▶ **Dataset content**
━━━━━━━━
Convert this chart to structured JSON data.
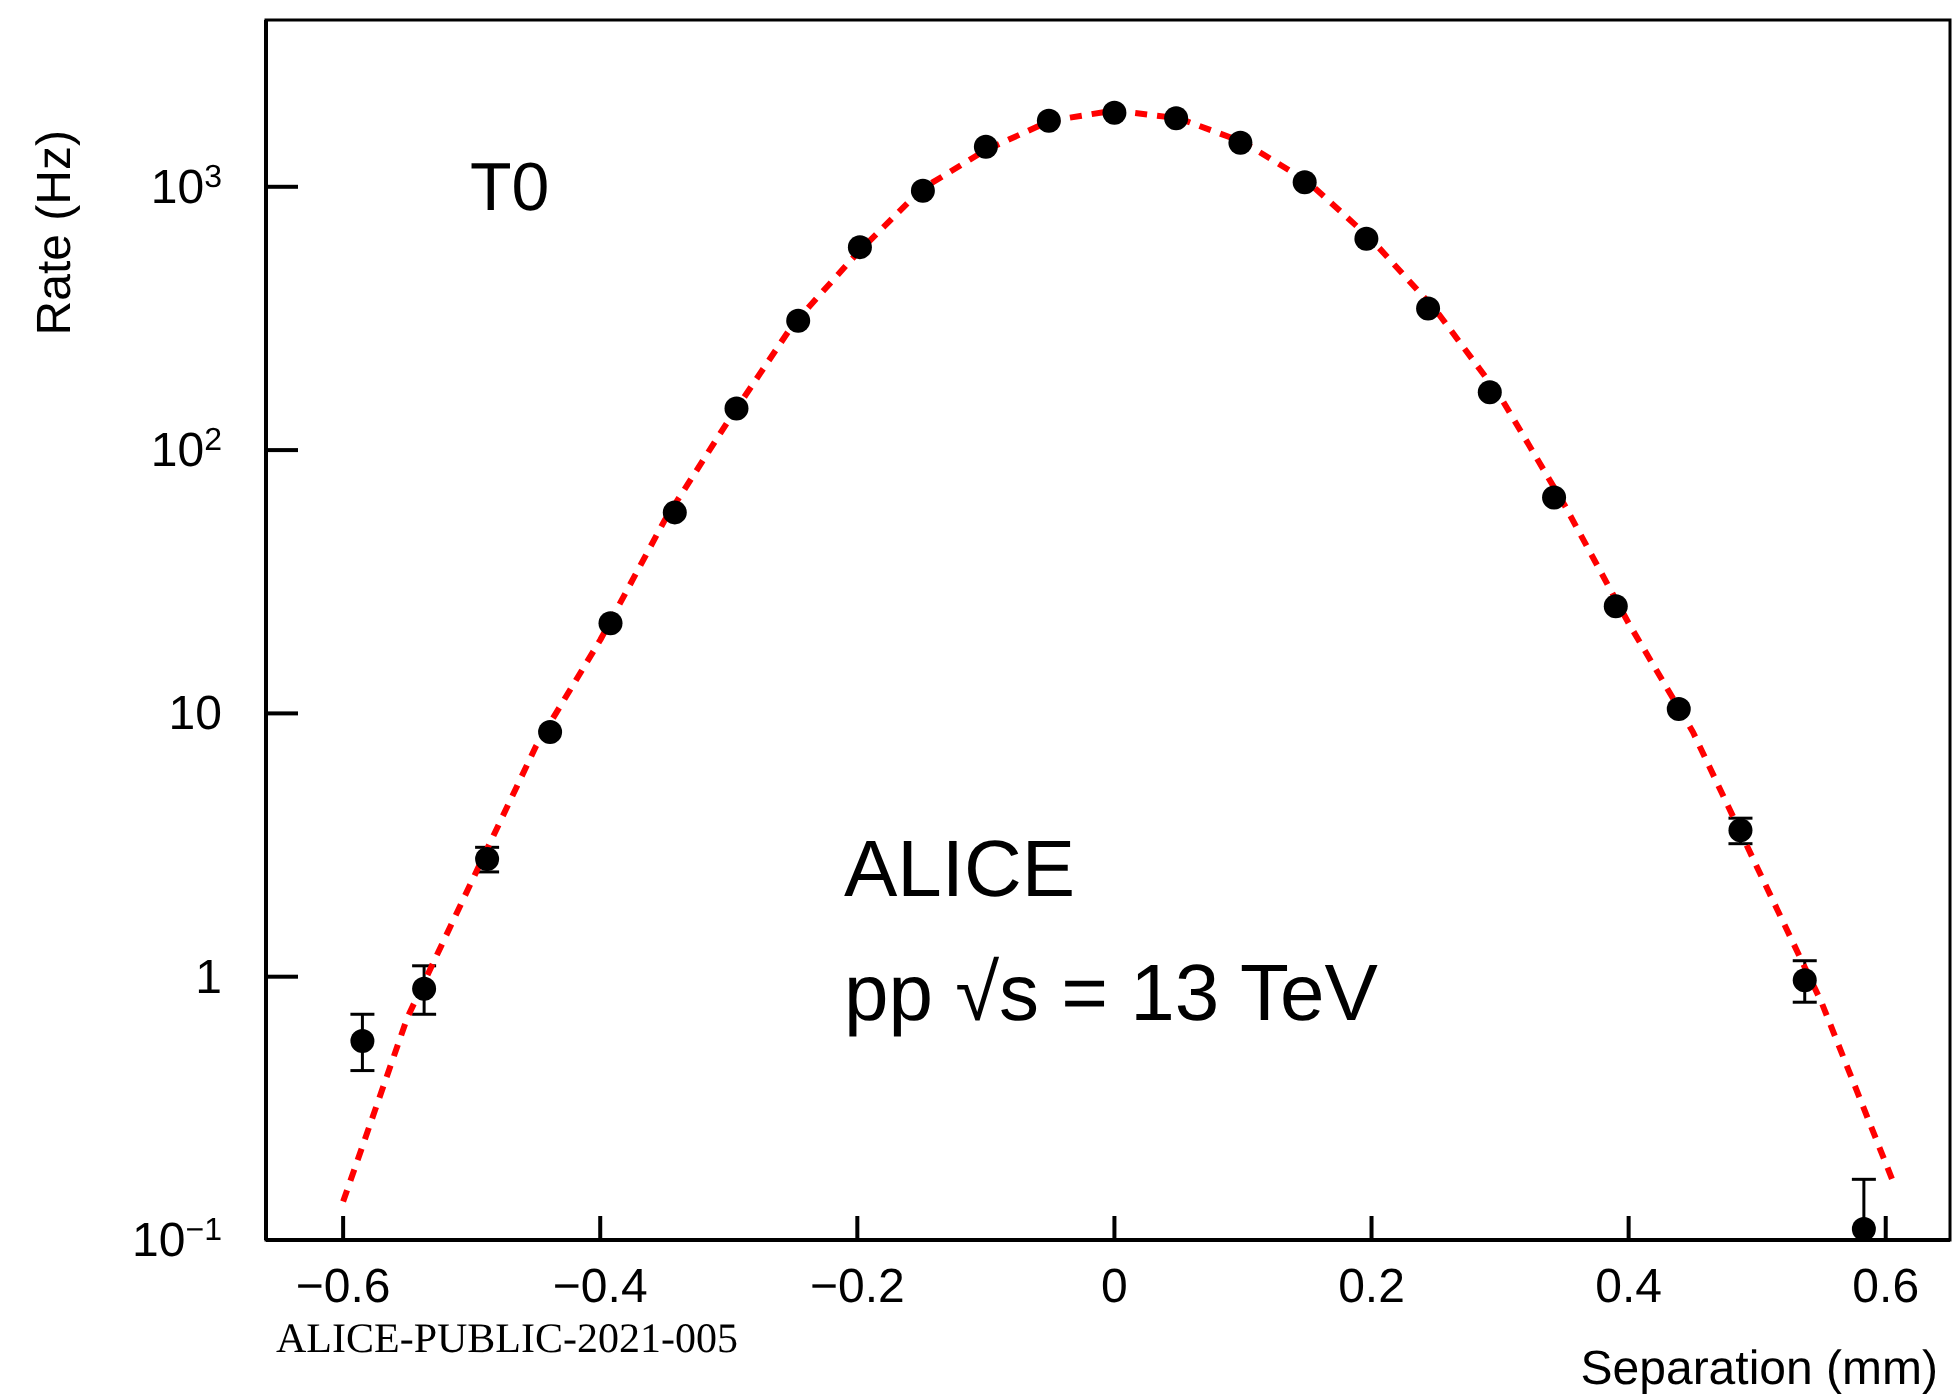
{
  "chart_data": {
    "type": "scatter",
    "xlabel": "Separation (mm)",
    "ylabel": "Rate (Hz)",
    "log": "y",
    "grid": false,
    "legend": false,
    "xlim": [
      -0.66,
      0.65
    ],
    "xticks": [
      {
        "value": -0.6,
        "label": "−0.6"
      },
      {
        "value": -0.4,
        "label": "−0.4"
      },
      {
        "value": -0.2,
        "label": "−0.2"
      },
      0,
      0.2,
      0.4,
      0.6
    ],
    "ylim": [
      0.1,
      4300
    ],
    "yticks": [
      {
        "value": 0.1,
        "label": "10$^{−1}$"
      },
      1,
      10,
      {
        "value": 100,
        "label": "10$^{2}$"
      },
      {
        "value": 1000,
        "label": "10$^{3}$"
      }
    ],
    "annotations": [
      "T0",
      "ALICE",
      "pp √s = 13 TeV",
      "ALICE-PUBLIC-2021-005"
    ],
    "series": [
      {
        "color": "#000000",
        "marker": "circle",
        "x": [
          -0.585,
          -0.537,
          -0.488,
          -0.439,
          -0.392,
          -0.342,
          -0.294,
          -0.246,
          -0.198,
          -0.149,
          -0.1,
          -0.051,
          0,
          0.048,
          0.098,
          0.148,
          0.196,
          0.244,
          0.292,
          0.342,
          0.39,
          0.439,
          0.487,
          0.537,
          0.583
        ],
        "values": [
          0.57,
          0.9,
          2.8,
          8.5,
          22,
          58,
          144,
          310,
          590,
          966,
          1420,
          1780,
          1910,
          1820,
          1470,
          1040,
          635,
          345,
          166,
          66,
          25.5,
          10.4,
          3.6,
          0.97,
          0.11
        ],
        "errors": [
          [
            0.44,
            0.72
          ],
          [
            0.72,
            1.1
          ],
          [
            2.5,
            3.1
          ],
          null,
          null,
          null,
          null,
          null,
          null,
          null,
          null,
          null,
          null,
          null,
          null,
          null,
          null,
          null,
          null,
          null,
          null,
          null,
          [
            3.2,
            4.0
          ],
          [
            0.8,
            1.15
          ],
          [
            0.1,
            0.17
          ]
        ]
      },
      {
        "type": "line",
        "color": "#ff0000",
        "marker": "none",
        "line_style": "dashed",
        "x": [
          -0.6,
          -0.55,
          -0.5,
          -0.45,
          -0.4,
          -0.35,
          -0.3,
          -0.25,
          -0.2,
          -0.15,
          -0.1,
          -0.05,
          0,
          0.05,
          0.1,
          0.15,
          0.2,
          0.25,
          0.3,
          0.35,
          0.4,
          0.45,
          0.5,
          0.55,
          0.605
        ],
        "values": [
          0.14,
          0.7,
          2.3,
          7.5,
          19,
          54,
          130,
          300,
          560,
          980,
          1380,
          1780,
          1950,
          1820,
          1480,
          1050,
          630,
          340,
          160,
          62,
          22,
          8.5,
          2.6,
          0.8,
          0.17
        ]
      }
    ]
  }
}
━━━━━━━━
▶ **Exercise requirements**
Transcribe the whole listing exactly. Pictures are excluded.

▶ **Full output**
Convert this chart to structured JSON data.
{
  "chart_data": {
    "type": "scatter",
    "xlabel": "Separation (mm)",
    "ylabel": "Rate (Hz)",
    "log": "y",
    "grid": false,
    "legend": false,
    "xlim": [
      -0.66,
      0.65
    ],
    "xticks": [
      {
        "value": -0.6,
        "label": "−0.6"
      },
      {
        "value": -0.4,
        "label": "−0.4"
      },
      {
        "value": -0.2,
        "label": "−0.2"
      },
      0,
      0.2,
      0.4,
      0.6
    ],
    "ylim": [
      0.1,
      4300
    ],
    "yticks": [
      {
        "value": 0.1,
        "label": "10$^{−1}$"
      },
      1,
      10,
      {
        "value": 100,
        "label": "10$^{2}$"
      },
      {
        "value": 1000,
        "label": "10$^{3}$"
      }
    ],
    "annotations": [
      "T0",
      "ALICE",
      "pp √s = 13 TeV",
      "ALICE-PUBLIC-2021-005"
    ],
    "series": [
      {
        "color": "#000000",
        "marker": "circle",
        "x": [
          -0.585,
          -0.537,
          -0.488,
          -0.439,
          -0.392,
          -0.342,
          -0.294,
          -0.246,
          -0.198,
          -0.149,
          -0.1,
          -0.051,
          0,
          0.048,
          0.098,
          0.148,
          0.196,
          0.244,
          0.292,
          0.342,
          0.39,
          0.439,
          0.487,
          0.537,
          0.583
        ],
        "values": [
          0.57,
          0.9,
          2.8,
          8.5,
          22,
          58,
          144,
          310,
          590,
          966,
          1420,
          1780,
          1910,
          1820,
          1470,
          1040,
          635,
          345,
          166,
          66,
          25.5,
          10.4,
          3.6,
          0.97,
          0.11
        ],
        "errors": [
          [
            0.44,
            0.72
          ],
          [
            0.72,
            1.1
          ],
          [
            2.5,
            3.1
          ],
          null,
          null,
          null,
          null,
          null,
          null,
          null,
          null,
          null,
          null,
          null,
          null,
          null,
          null,
          null,
          null,
          null,
          null,
          null,
          [
            3.2,
            4.0
          ],
          [
            0.8,
            1.15
          ],
          [
            0.1,
            0.17
          ]
        ]
      },
      {
        "type": "line",
        "color": "#ff0000",
        "marker": "none",
        "line_style": "dashed",
        "x": [
          -0.6,
          -0.55,
          -0.5,
          -0.45,
          -0.4,
          -0.35,
          -0.3,
          -0.25,
          -0.2,
          -0.15,
          -0.1,
          -0.05,
          0,
          0.05,
          0.1,
          0.15,
          0.2,
          0.25,
          0.3,
          0.35,
          0.4,
          0.45,
          0.5,
          0.55,
          0.605
        ],
        "values": [
          0.14,
          0.7,
          2.3,
          7.5,
          19,
          54,
          130,
          300,
          560,
          980,
          1380,
          1780,
          1950,
          1820,
          1480,
          1050,
          630,
          340,
          160,
          62,
          22,
          8.5,
          2.6,
          0.8,
          0.17
        ]
      }
    ]
  }
}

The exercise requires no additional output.